PROBLEM DESCRIPTION
Search the listing for the string "aqui" and copy every line that contains it.

------

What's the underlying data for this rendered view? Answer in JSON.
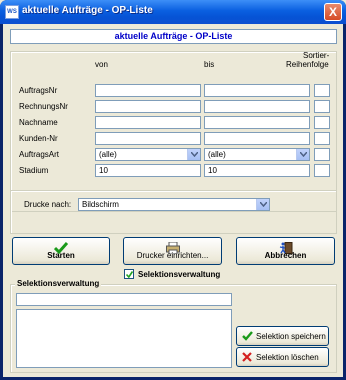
{
  "window": {
    "app_icon_text": "WS",
    "title": "aktuelle Aufträge - OP-Liste",
    "close_label": "X"
  },
  "header": {
    "title": "aktuelle Aufträge  -  OP-Liste"
  },
  "columns": {
    "from": "von",
    "to": "bis",
    "sort_line1": "Sortier-",
    "sort_line2": "Reihenfolge"
  },
  "fields": [
    {
      "label": "AuftragsNr",
      "from": "",
      "to": "",
      "sort": ""
    },
    {
      "label": "RechnungsNr",
      "from": "",
      "to": "",
      "sort": ""
    },
    {
      "label": "Nachname",
      "from": "",
      "to": "",
      "sort": ""
    },
    {
      "label": "Kunden-Nr",
      "from": "",
      "to": "",
      "sort": ""
    },
    {
      "label": "AuftragsArt",
      "from": "(alle)",
      "to": "(alle)",
      "sort": ""
    },
    {
      "label": "Stadium",
      "from": "10",
      "to": "10",
      "sort": ""
    }
  ],
  "print": {
    "label": "Drucke nach:",
    "value": "Bildschirm"
  },
  "buttons": {
    "start": "Starten",
    "printer": "Drucker einrichten...",
    "cancel": "Abbrechen"
  },
  "selection": {
    "checkbox_label": "Selektionsverwaltung",
    "checked": true,
    "group_title": "Selektionsverwaltung",
    "name_value": "",
    "save": "Selektion speichern",
    "delete": "Selektion löschen"
  },
  "colors": {
    "title_blue": "#0000c8",
    "accent_green": "#1a9a1a",
    "delete_red": "#d42020"
  }
}
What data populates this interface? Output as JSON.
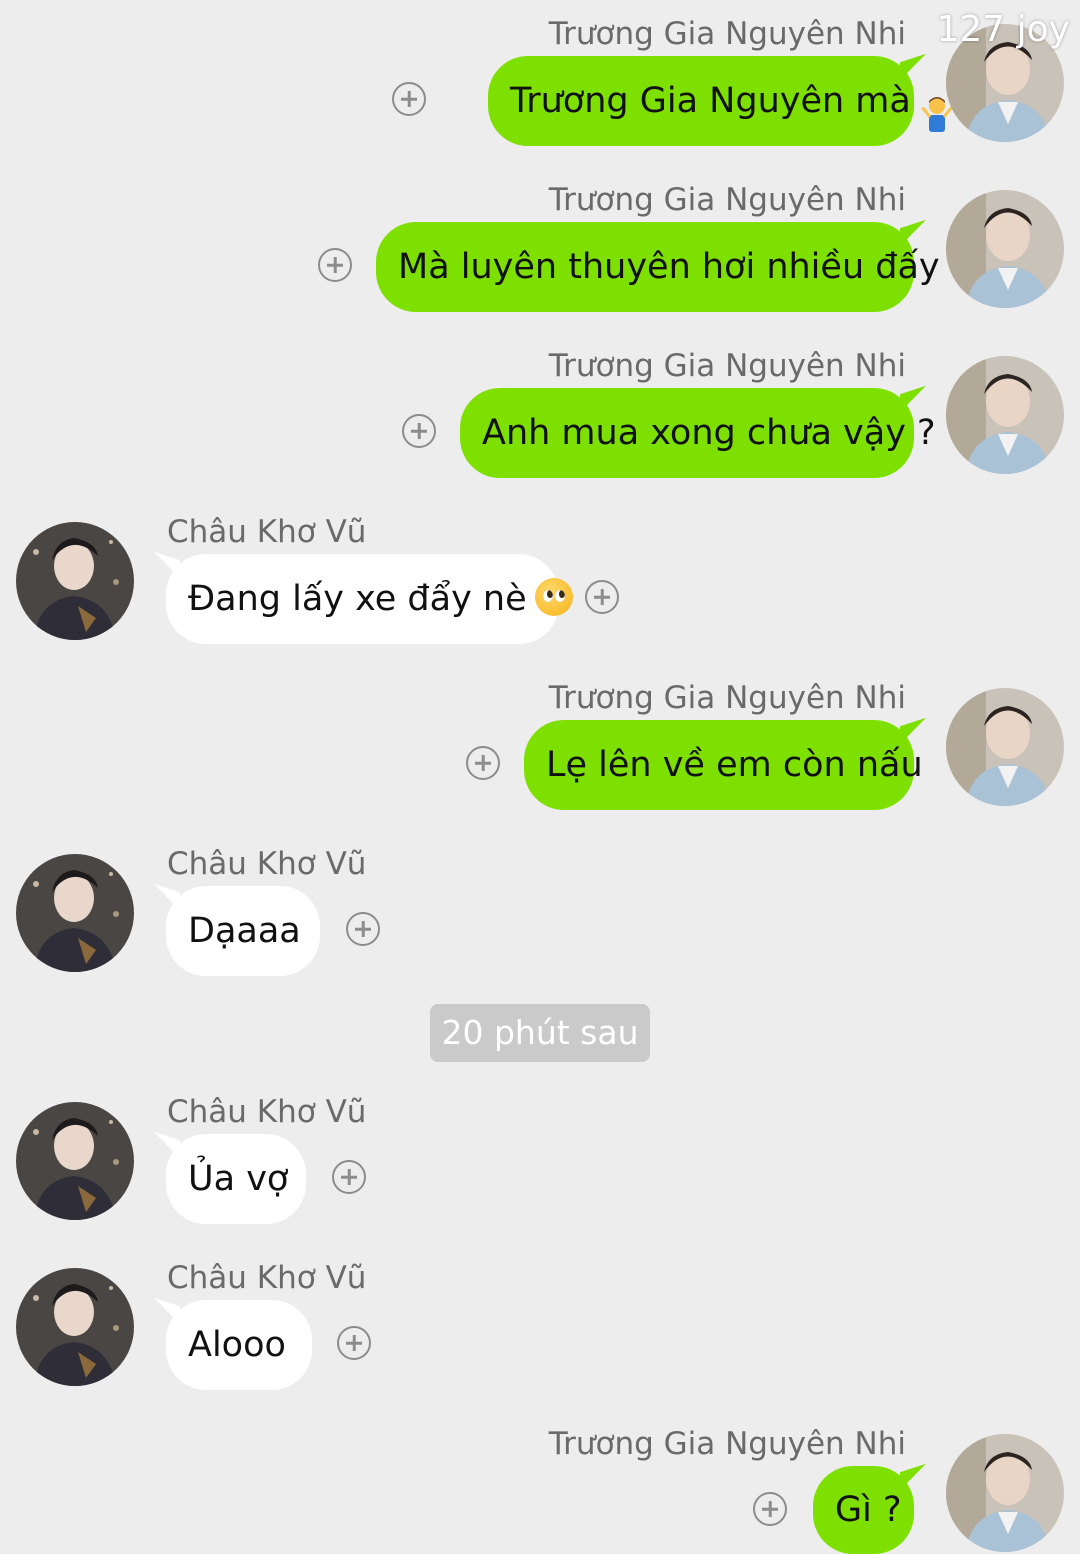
{
  "watermark": "127 joy",
  "separator": "20 phút sau",
  "users": {
    "right_name": "Trương Gia Nguyên Nhi",
    "left_name": "Châu Khơ Vũ"
  },
  "messages": [
    {
      "side": "right",
      "sender": "Trương Gia Nguyên Nhi",
      "text": "Trương Gia Nguyên mà",
      "emoji": "man-shrugging-emoji"
    },
    {
      "side": "right",
      "sender": "Trương Gia Nguyên Nhi",
      "text": "Mà luyên thuyên hơi nhiều đấy"
    },
    {
      "side": "right",
      "sender": "Trương Gia Nguyên Nhi",
      "text": "Anh mua xong chưa vậy ?"
    },
    {
      "side": "left",
      "sender": "Châu Khơ Vũ",
      "text": "Đang lấy xe đẩy nè",
      "emoji": "pleading-face-emoji"
    },
    {
      "side": "right",
      "sender": "Trương Gia Nguyên Nhi",
      "text": "Lẹ lên về em còn nấu"
    },
    {
      "side": "left",
      "sender": "Châu Khơ Vũ",
      "text": "Dạaaa"
    },
    {
      "side": "left",
      "sender": "Châu Khơ Vũ",
      "text": "Ủa vợ"
    },
    {
      "side": "left",
      "sender": "Châu Khơ Vũ",
      "text": "Alooo"
    },
    {
      "side": "right",
      "sender": "Trương Gia Nguyên Nhi",
      "text": "Gì ?"
    }
  ],
  "colors": {
    "background": "#ededed",
    "bubble_right": "#7ee000",
    "bubble_left": "#ffffff",
    "name_text": "#6a6a6a",
    "separator_bg": "#cacaca"
  },
  "icons": {
    "add_reaction": "plus-circle-icon",
    "avatar_right": "avatar-light-suit",
    "avatar_left": "avatar-dark-outfit"
  }
}
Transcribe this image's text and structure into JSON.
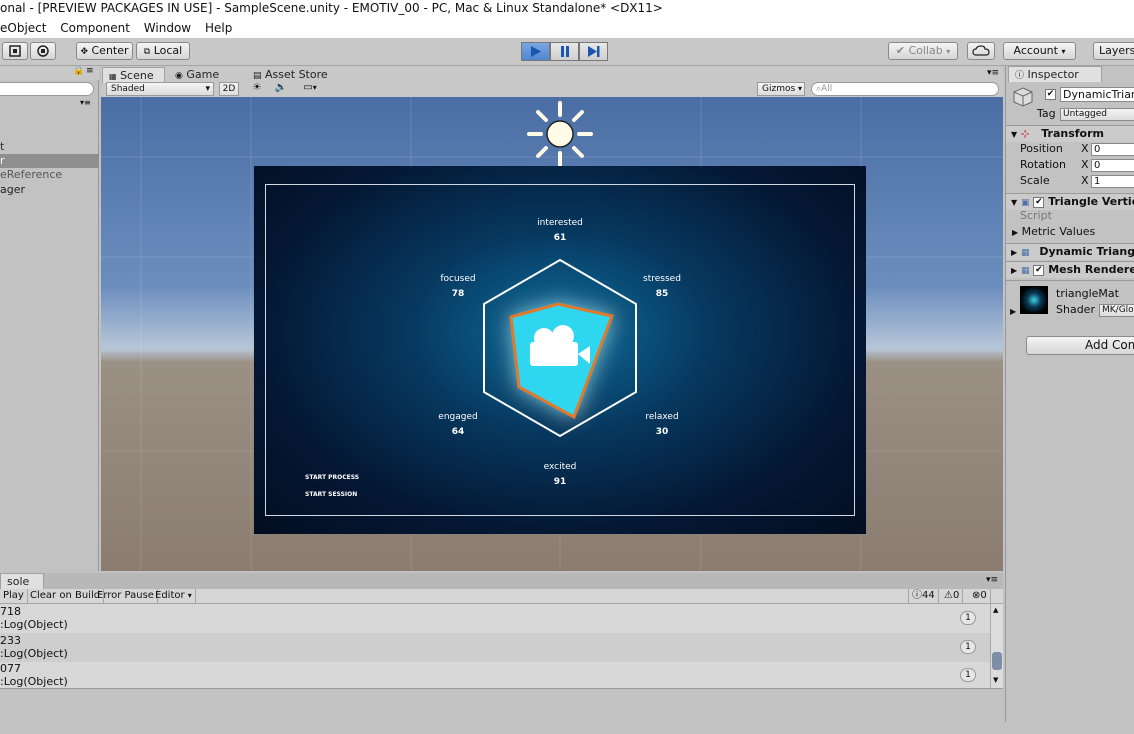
{
  "window": {
    "title": "onal - [PREVIEW PACKAGES IN USE] - SampleScene.unity - EMOTIV_00 - PC, Mac & Linux Standalone* <DX11>"
  },
  "menu": [
    "eObject",
    "Component",
    "Window",
    "Help"
  ],
  "toolbar": {
    "center_label": "Center",
    "local_label": "Local",
    "collab_label": "Collab",
    "account_label": "Account",
    "layers_label": "Layers"
  },
  "hierarchy": {
    "items": [
      {
        "label": "t",
        "selected": false
      },
      {
        "label": "r",
        "selected": true
      },
      {
        "label": "eReference",
        "selected": false
      },
      {
        "label": "ager",
        "selected": false
      }
    ]
  },
  "scene": {
    "tabs": [
      "Scene",
      "Game",
      "Asset Store"
    ],
    "shading_mode": "Shaded",
    "mode_2d": "2D",
    "gizmos_label": "Gizmos",
    "search_placeholder": "All"
  },
  "game": {
    "metrics": [
      {
        "name": "interested",
        "value": "61"
      },
      {
        "name": "stressed",
        "value": "85"
      },
      {
        "name": "relaxed",
        "value": "30"
      },
      {
        "name": "excited",
        "value": "91"
      },
      {
        "name": "engaged",
        "value": "64"
      },
      {
        "name": "focused",
        "value": "78"
      }
    ],
    "buttons": {
      "start_process": "START PROCESS",
      "start_session": "START SESSION"
    },
    "colors": {
      "glow": "#2fd6f0",
      "outline": "#e07a2a",
      "hexagon": "#ffffff"
    }
  },
  "inspector": {
    "tab_label": "Inspector",
    "object_name": "DynamicTriang",
    "tag_label": "Tag",
    "tag_value": "Untagged",
    "transform": {
      "title": "Transform",
      "position_label": "Position",
      "rotation_label": "Rotation",
      "scale_label": "Scale",
      "axis_x": "X",
      "position_x": "0",
      "rotation_x": "0",
      "scale_x": "1"
    },
    "components": {
      "triangle_vertices": "Triangle Vertice",
      "script_label": "Script",
      "metric_values": "Metric Values",
      "dynamic_triangle": "Dynamic Triang",
      "mesh_renderer": "Mesh Renderer"
    },
    "material": {
      "name": "triangleMat",
      "shader_label": "Shader",
      "shader_value": "MK/Glo"
    },
    "add_component": "Add Com"
  },
  "console": {
    "tab_label": "sole",
    "toolbar": {
      "play": "Play",
      "clear_on_build": "Clear on Build",
      "error_pause": "Error Pause",
      "editor": "Editor"
    },
    "counts": {
      "log": "44",
      "warn": "0",
      "error": "0"
    },
    "entries": [
      {
        "line1": "718",
        "line2": ":Log(Object)",
        "count": "1"
      },
      {
        "line1": "233",
        "line2": ":Log(Object)",
        "count": "1"
      },
      {
        "line1": "077",
        "line2": ":Log(Object)",
        "count": "1"
      }
    ]
  }
}
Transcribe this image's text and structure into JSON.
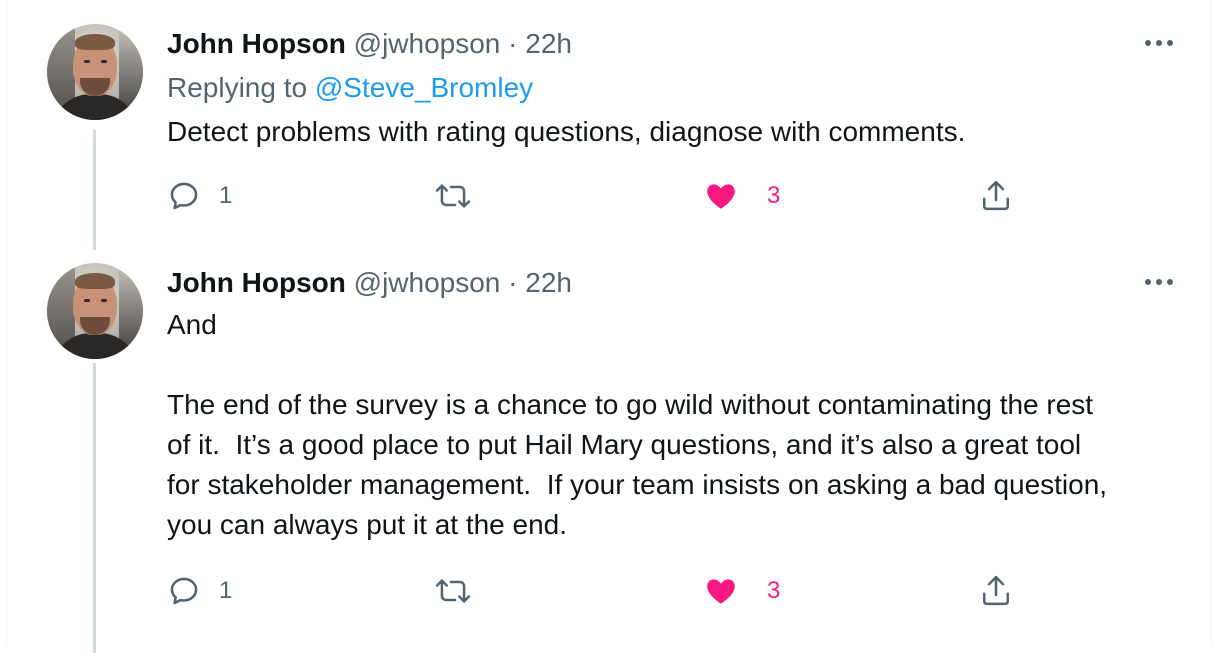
{
  "tweets": [
    {
      "author_name": "John Hopson",
      "handle": "@jwhopson",
      "separator": "·",
      "time": "22h",
      "replying_prefix": "Replying to",
      "replying_handle": "@Steve_Bromley",
      "text": "Detect problems with rating questions, diagnose with comments.",
      "reply_count": "1",
      "like_count": "3"
    },
    {
      "author_name": "John Hopson",
      "handle": "@jwhopson",
      "separator": "·",
      "time": "22h",
      "text": "And\n\nThe end of the survey is a chance to go wild without contaminating the rest\nof it.  It’s a good place to put Hail Mary questions, and it’s also a great tool\nfor stakeholder management.  If your team insists on asking a bad question,\nyou can always put it at the end.",
      "reply_count": "1",
      "like_count": "3"
    }
  ],
  "icons": {
    "reply": "reply-icon",
    "retweet": "retweet-icon",
    "like": "heart-icon",
    "share": "share-icon",
    "more": "more-icon"
  },
  "colors": {
    "text": "#0f1419",
    "secondary": "#536471",
    "link": "#1d9bf0",
    "like": "#f91880",
    "thread_line": "#cfd9de"
  }
}
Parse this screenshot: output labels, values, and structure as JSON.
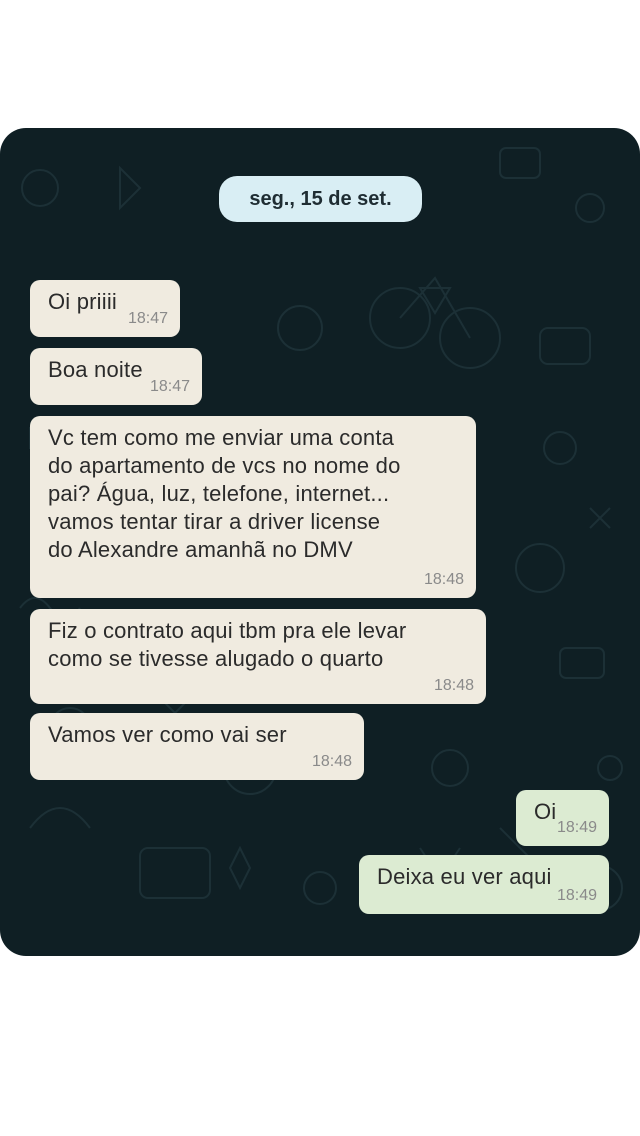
{
  "date_separator": "seg., 15 de set.",
  "messages": [
    {
      "direction": "incoming",
      "text": "Oi priiii",
      "time": "18:47"
    },
    {
      "direction": "incoming",
      "text": "Boa noite",
      "time": "18:47"
    },
    {
      "direction": "incoming",
      "text": "Vc tem como me enviar uma conta\ndo apartamento de vcs no nome do\npai? Água, luz, telefone, internet...\nvamos tentar tirar a driver license\ndo Alexandre amanhã no DMV",
      "time": "18:48"
    },
    {
      "direction": "incoming",
      "text": "Fiz o contrato  aqui tbm pra ele levar\ncomo se tivesse alugado o quarto",
      "time": "18:48"
    },
    {
      "direction": "incoming",
      "text": "Vamos ver como vai ser",
      "time": "18:48"
    },
    {
      "direction": "outgoing",
      "text": "Oi",
      "time": "18:49"
    },
    {
      "direction": "outgoing",
      "text": "Deixa eu ver aqui",
      "time": "18:49"
    }
  ],
  "colors": {
    "wallpaper": "#0f1f24",
    "incoming_bubble": "#f0ebe0",
    "outgoing_bubble": "#dcebd2",
    "date_pill": "#d9eef4"
  }
}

------

FINISHED ANSWER
      "text": "Fiz o contrato  aqui tbm pra ele levar\ncomo se tivesse alugado o quarto",
      "text": "Deixa eu ver aqui",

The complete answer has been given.